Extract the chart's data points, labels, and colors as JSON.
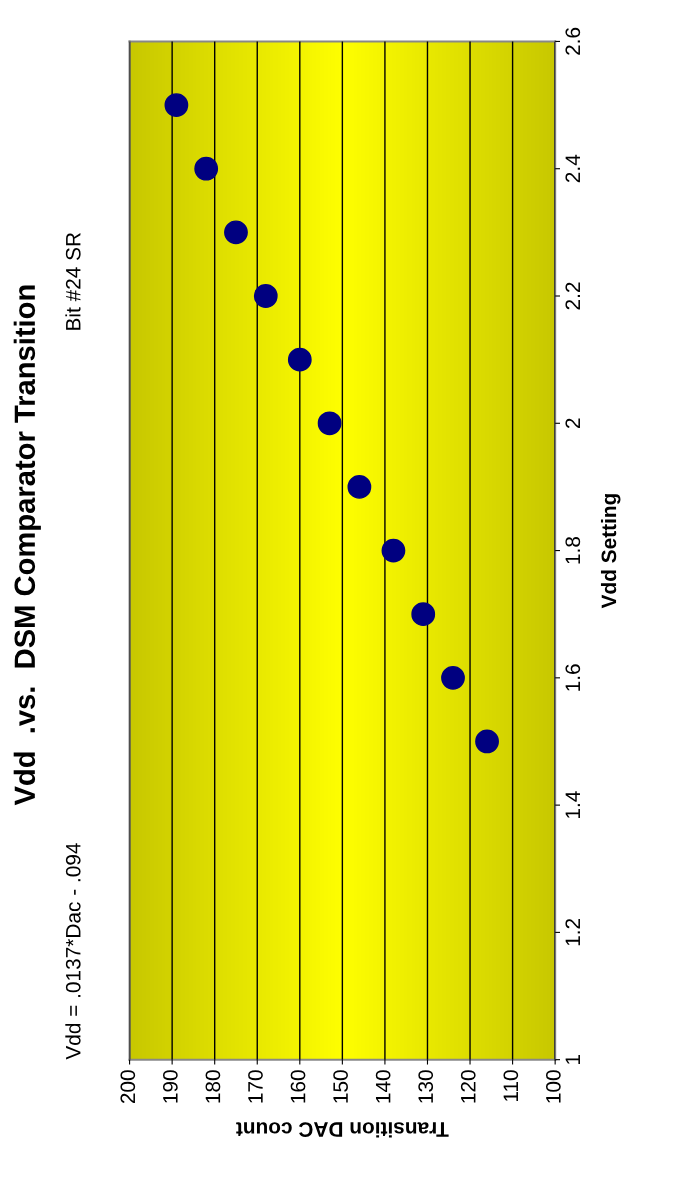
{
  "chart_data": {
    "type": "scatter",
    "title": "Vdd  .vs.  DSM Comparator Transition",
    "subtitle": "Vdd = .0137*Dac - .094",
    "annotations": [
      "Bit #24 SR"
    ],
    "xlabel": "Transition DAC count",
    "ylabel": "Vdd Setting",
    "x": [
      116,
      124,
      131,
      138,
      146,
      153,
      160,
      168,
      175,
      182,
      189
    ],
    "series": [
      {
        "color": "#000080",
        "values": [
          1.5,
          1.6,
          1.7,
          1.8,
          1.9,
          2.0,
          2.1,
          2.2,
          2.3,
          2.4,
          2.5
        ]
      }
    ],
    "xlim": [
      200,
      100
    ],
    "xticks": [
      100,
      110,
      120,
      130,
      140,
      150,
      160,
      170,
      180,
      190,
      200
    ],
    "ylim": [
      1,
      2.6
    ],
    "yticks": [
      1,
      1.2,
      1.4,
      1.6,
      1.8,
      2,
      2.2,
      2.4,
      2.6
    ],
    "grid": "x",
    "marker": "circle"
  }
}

————————

Description of the task: Do not include the images; transcribe the rest of the listing exactly.

Solution to this problem:
Extract the chart's data points, labels, and colors as JSON.
{
  "chart_data": {
    "type": "scatter",
    "title": "Vdd  .vs.  DSM Comparator Transition",
    "subtitle": "Vdd = .0137*Dac - .094",
    "annotations": [
      "Bit #24 SR"
    ],
    "xlabel": "Transition DAC count",
    "ylabel": "Vdd Setting",
    "x": [
      116,
      124,
      131,
      138,
      146,
      153,
      160,
      168,
      175,
      182,
      189
    ],
    "series": [
      {
        "color": "#000080",
        "values": [
          1.5,
          1.6,
          1.7,
          1.8,
          1.9,
          2.0,
          2.1,
          2.2,
          2.3,
          2.4,
          2.5
        ]
      }
    ],
    "xlim": [
      200,
      100
    ],
    "xticks": [
      100,
      110,
      120,
      130,
      140,
      150,
      160,
      170,
      180,
      190,
      200
    ],
    "ylim": [
      1,
      2.6
    ],
    "yticks": [
      1,
      1.2,
      1.4,
      1.6,
      1.8,
      2,
      2.2,
      2.4,
      2.6
    ],
    "grid": "x",
    "marker": "circle"
  }
}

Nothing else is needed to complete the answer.